## TEXT SECTION
=== Section Start ===

I suspect this is a lifelong family issue on DH's part so if the two of you can't change these habits, I suggest marriage counseling. A therapist will be able to show him the family dynamic clearly and then he'll probably be better able to get disentangled from it. Good luck!

Cornishclio · 08/01/2023 18:37

Well you need to be a bit more hardened to the silent treatment from her. Maybe set a precedent when you just go as a family or couple so that is the norm rather than SIL coming too. She needs to expand her social network but at the every least realise that she does not have to be included on every day out or holiday.

Moxysright · 08/01/2023 19:22

Yanbu! Like others have said it’s not your responsibility if she is lonely. She should be grateful you are kind enough to extend the invitation sometimes but ultimately you are a couple and she should respect that

amusedbush · 08/01/2023 20:53

Winterpetal · 08/01/2023 17:26

Who told the mother in law …
that’s the problem
mil dosnt need to know every move u make

OP has said that MIL is looking after the kids while they are away, that's why she was told.

=== Section End ===

Data extracted from a collection:

=== Section Start ===

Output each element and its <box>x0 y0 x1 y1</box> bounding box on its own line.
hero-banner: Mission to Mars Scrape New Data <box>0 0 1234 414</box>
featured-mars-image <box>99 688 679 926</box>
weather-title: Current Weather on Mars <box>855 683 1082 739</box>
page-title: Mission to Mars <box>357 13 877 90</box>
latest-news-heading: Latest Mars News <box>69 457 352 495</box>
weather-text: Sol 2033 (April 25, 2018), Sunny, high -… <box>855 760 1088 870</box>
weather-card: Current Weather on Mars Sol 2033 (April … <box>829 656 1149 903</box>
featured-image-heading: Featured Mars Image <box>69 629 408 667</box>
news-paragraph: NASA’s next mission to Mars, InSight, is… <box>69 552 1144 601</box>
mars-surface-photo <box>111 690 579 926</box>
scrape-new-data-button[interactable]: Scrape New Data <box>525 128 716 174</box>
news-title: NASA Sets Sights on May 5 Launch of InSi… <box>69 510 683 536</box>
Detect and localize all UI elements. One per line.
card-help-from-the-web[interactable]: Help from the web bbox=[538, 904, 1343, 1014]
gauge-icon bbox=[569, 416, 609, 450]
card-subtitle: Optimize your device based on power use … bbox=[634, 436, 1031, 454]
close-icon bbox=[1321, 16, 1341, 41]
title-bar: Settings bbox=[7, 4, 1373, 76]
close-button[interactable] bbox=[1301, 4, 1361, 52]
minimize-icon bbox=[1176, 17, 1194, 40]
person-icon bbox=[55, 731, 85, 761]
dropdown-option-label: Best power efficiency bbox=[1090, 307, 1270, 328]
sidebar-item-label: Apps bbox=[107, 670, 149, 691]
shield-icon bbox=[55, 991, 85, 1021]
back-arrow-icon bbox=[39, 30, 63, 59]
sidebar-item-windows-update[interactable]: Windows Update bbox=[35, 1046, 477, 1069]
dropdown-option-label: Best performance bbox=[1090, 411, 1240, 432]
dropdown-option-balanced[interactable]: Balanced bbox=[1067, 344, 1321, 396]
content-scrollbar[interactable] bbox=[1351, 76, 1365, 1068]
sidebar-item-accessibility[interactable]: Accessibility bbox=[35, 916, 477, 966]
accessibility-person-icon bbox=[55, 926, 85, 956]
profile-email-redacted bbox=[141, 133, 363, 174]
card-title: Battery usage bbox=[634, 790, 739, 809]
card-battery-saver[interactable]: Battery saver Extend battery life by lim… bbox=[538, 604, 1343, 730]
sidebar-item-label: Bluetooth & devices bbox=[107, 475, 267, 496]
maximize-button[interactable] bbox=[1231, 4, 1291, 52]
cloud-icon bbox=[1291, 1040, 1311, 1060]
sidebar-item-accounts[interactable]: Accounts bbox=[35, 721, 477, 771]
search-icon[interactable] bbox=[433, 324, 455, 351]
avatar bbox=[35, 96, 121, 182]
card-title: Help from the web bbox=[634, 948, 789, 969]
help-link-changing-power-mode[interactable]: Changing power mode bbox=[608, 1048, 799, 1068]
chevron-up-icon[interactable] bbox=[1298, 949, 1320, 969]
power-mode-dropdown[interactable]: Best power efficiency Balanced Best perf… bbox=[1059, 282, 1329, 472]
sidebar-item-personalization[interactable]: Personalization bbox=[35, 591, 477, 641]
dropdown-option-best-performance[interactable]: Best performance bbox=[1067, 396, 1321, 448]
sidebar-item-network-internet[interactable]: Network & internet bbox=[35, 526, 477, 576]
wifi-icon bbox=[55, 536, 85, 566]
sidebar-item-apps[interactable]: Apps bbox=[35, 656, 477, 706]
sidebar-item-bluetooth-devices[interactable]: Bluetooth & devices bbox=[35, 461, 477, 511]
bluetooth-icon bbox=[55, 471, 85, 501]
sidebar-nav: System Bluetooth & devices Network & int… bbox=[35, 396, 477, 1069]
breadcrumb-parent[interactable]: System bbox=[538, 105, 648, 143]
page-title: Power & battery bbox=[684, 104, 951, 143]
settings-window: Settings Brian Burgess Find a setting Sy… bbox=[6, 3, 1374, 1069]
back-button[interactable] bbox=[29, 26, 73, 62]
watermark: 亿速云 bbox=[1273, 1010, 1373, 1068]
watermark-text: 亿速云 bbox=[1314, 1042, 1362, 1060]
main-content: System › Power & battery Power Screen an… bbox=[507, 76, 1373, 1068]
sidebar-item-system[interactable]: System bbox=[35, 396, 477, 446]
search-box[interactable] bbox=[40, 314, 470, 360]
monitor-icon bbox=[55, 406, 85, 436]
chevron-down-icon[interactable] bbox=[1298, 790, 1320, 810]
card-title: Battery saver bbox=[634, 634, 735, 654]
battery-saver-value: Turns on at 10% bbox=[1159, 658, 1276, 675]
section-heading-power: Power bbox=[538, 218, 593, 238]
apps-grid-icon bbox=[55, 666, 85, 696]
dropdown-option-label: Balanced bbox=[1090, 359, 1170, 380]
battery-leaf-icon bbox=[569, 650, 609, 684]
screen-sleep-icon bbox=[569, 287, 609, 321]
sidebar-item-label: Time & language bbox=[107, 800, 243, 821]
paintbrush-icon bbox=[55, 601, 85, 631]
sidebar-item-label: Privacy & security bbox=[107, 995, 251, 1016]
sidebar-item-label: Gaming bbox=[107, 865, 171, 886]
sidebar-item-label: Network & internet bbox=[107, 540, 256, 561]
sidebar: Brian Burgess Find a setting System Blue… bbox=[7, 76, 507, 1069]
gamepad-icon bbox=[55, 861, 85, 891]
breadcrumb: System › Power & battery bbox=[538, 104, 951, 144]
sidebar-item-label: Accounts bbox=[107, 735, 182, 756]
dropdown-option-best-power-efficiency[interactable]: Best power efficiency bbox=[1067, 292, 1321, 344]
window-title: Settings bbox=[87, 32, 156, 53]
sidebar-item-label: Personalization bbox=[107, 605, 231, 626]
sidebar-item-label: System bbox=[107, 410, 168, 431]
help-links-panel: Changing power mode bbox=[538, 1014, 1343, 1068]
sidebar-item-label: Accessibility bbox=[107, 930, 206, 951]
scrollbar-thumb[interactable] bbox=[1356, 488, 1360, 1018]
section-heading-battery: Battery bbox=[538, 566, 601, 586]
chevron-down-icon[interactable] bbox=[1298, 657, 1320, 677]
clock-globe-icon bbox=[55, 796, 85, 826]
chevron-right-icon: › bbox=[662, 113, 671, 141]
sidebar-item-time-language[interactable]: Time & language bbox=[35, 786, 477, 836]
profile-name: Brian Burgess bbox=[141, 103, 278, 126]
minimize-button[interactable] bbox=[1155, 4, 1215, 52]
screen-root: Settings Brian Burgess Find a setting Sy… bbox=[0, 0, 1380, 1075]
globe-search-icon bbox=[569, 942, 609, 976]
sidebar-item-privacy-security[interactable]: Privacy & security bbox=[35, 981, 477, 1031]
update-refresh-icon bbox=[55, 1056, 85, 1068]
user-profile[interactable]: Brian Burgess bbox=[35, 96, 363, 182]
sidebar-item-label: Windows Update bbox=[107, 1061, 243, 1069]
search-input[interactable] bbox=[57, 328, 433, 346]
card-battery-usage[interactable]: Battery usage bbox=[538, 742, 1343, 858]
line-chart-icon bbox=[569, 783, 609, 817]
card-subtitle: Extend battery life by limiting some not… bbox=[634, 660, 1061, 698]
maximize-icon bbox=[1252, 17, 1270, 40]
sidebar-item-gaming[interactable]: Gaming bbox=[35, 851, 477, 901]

=== Section End ===

## DIRECTIONS
A) Write out the section of the forum thread that begins with the words containing "I suspect this" and ends with "it. Good luck!".
B) Continue the forum thread from its final line.

## RESPONSES BY TASK
A)
I suspect this is a lifelong family issue on DH's part so if the two of you can't change these habits, I suggest marriage counseling. A therapist will be able to show him the family dynamic clearly and then he'll probably be better able to get disentangled from it. Good luck!

B)
MIL should have known better than to mention it to Sulky McSulkface, though.

thewinterwitch · 08/01/2023 22:55

BigHeadBertha · 08/01/2023 18:17

I think that to get out of this, you'd start by unraveling what belongs to who. You and your husband have every right to a life apart from SIL. She is most likely giving you the silent treatment because it works! Don't tell MIL your plans and don't you or husband cater to SIL when she sulks. In fact, I'd definitely stop this every day communication anyway. Trying to work it out with her only gives her more power in something she doesn't belong in or have any right to be in.

I suspect this is a lifelong family issue on DH's part so if the two of you can't change these habits, I suggest marriage counseling. A therapist will be able to show him the family dynamic clearly and then he'll probably be better able to get disentangled from it. Good luck!

Well said.

OnlyTheWeedsGrow · 08/01/2023 23:35

If she doesn’t even like kids, why are you taking her on family holidays? Your poor kids having to put up with someone who dislikes them there all the time!

Kitkatcatflap · 09/01/2023 02:17

She sounds lonely and she needs her own life. Perhaps a little immature, wanting to be included by her parents all time? Does she want to meet someone?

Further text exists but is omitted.